(Data records)

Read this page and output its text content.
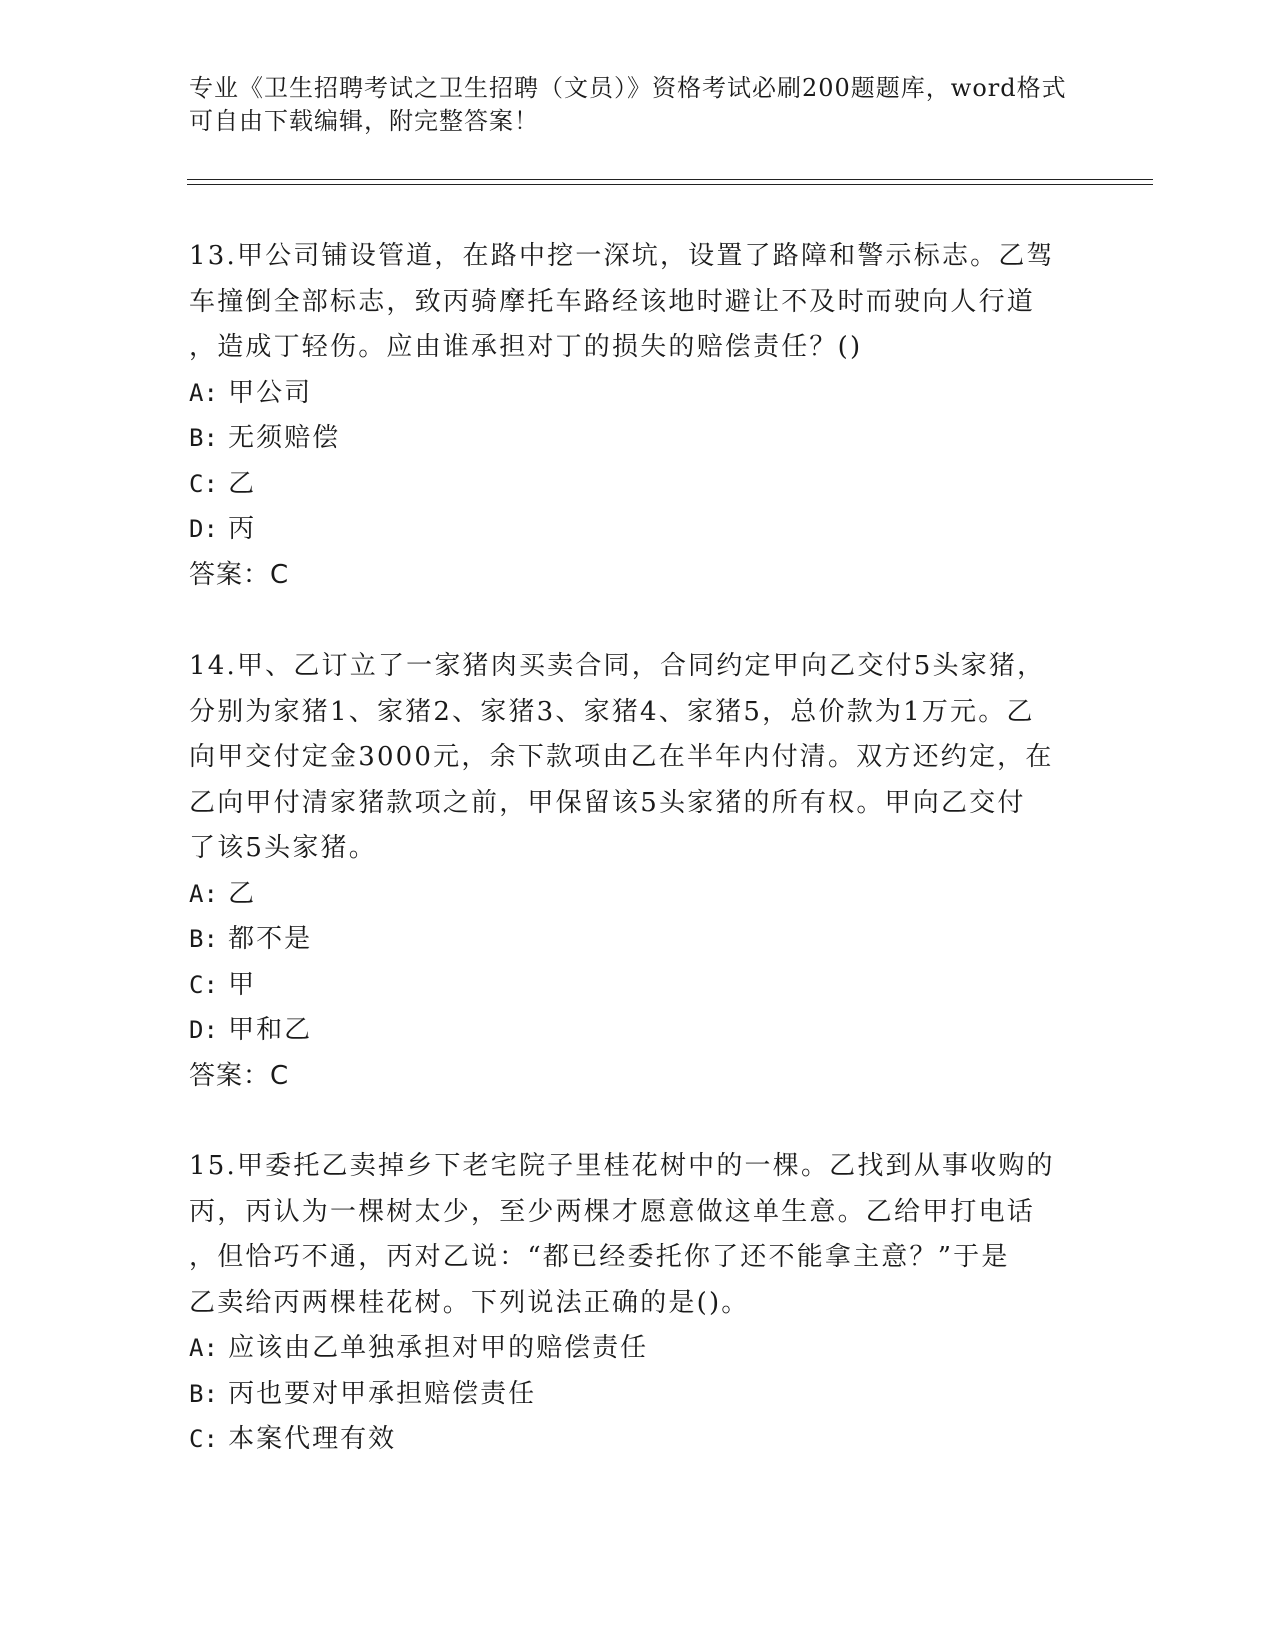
专业《卫生招聘考试之卫生招聘（文员）》资格考试必刷200题题库，word格式
可自由下载编辑，附完整答案！

13.甲公司铺设管道，在路中挖一深坑，设置了路障和警示标志。乙驾
车撞倒全部标志，致丙骑摩托车路经该地时避让不及时而驶向人行道
，造成丁轻伤。应由谁承担对丁的损失的赔偿责任？()

A: 甲公司

B: 无须赔偿

C: 乙

D: 丙

答案：C

14.甲、乙订立了一家猪肉买卖合同，合同约定甲向乙交付5头家猪，
分别为家猪1、家猪2、家猪3、家猪4、家猪5，总价款为1万元。乙
向甲交付定金3000元，余下款项由乙在半年内付清。双方还约定，在
乙向甲付清家猪款项之前，甲保留该5头家猪的所有权。甲向乙交付
了该5头家猪。

A: 乙

B: 都不是

C: 甲

D: 甲和乙

答案：C

15.甲委托乙卖掉乡下老宅院子里桂花树中的一棵。乙找到从事收购的
丙，丙认为一棵树太少，至少两棵才愿意做这单生意。乙给甲打电话
，但恰巧不通，丙对乙说：“都已经委托你了还不能拿主意？”于是
乙卖给丙两棵桂花树。下列说法正确的是()。

A: 应该由乙单独承担对甲的赔偿责任

B: 丙也要对甲承担赔偿责任

C: 本案代理有效
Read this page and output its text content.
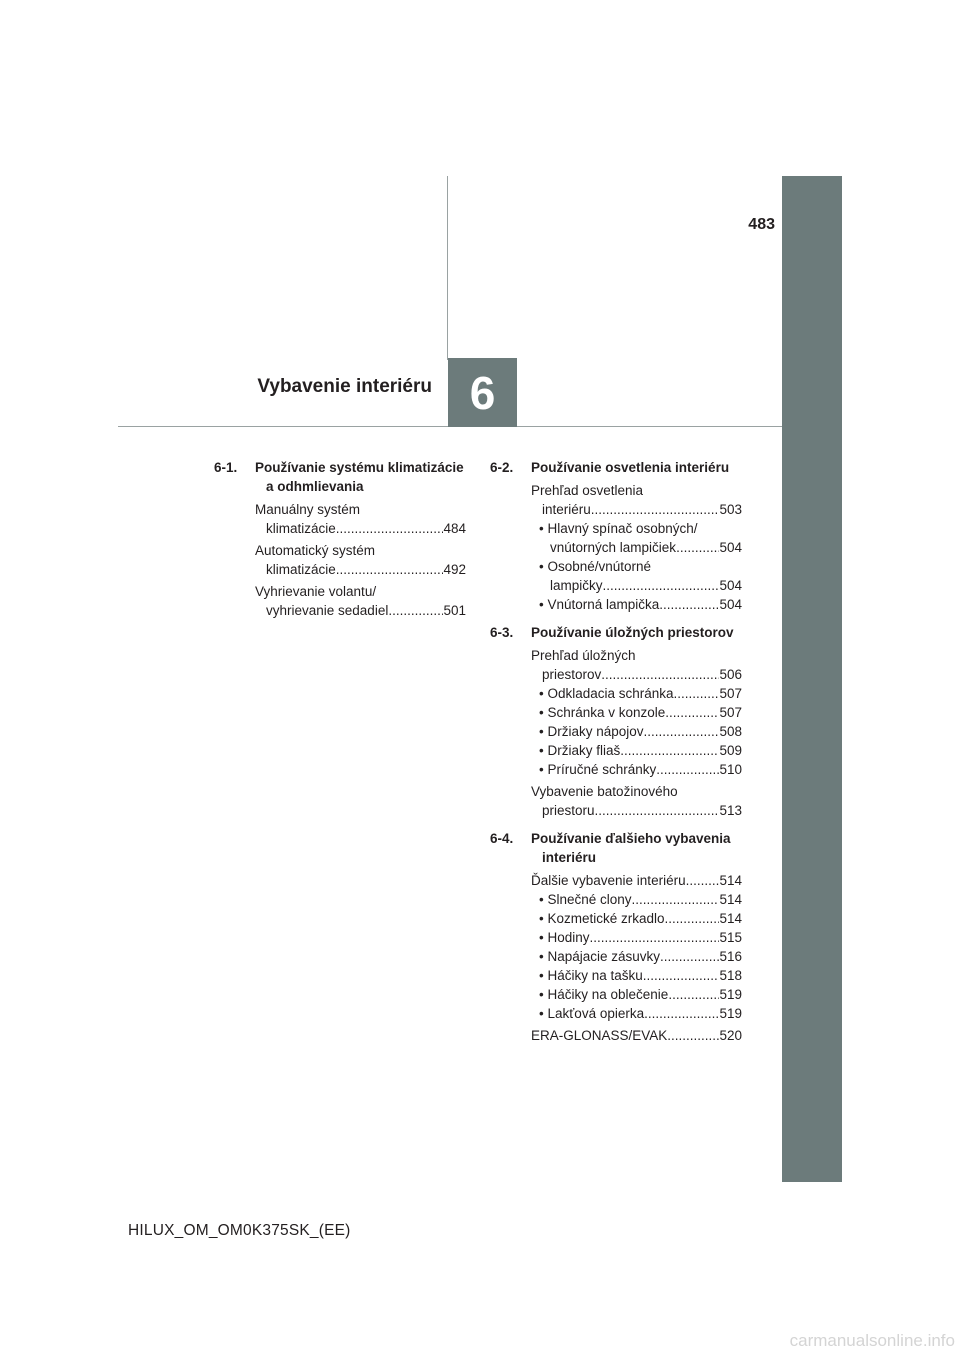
483
6
Vybavenie interiéru
6-1.	Používanie systému klimatizácie a odhmlievania
Manuálny systém
klimatizácie .....	484
Automatický systém
klimatizácie .....	492
Vyhrievanie volantu/
vyhrievanie sedadiel .....	501
6-2.	Používanie osvetlenia interiéru
Prehľad osvetlenia
interiéru .....	503
• Hlavný spínač osobných/
vnútorných lampičiek .....	504
• Osobné/vnútorné
lampičky .....	504
• Vnútorná lampička .....	504
6-3.	Používanie úložných priestorov
Prehľad úložných
priestorov .....	506
• Odkladacia schránka .....	507
• Schránka v konzole .....	507
• Držiaky nápojov .....	508
• Držiaky fliaš .....	509
• Príručné schránky .....	510
Vybavenie batožinového
priestoru .....	513
6-4.	Používanie ďalšieho vybavenia interiéru
Ďalšie vybavenie interiéru .....	514
• Slnečné clony .....	514
• Kozmetické zrkadlo .....	514
• Hodiny .....	515
• Napájacie zásuvky .....	516
• Háčiky na tašku .....	518
• Háčiky na oblečenie .....	519
• Lakťová opierka .....	519
ERA-GLONASS/EVAK .....	520
HILUX_OM_OM0K375SK_(EE)
carmanualsonline.info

**Exercise instructions:** Show every line in the entries where the string "priestorov" occurs.

**Problem solution:**
6-3.	Používanie úložných priestorov
priestorov .....	506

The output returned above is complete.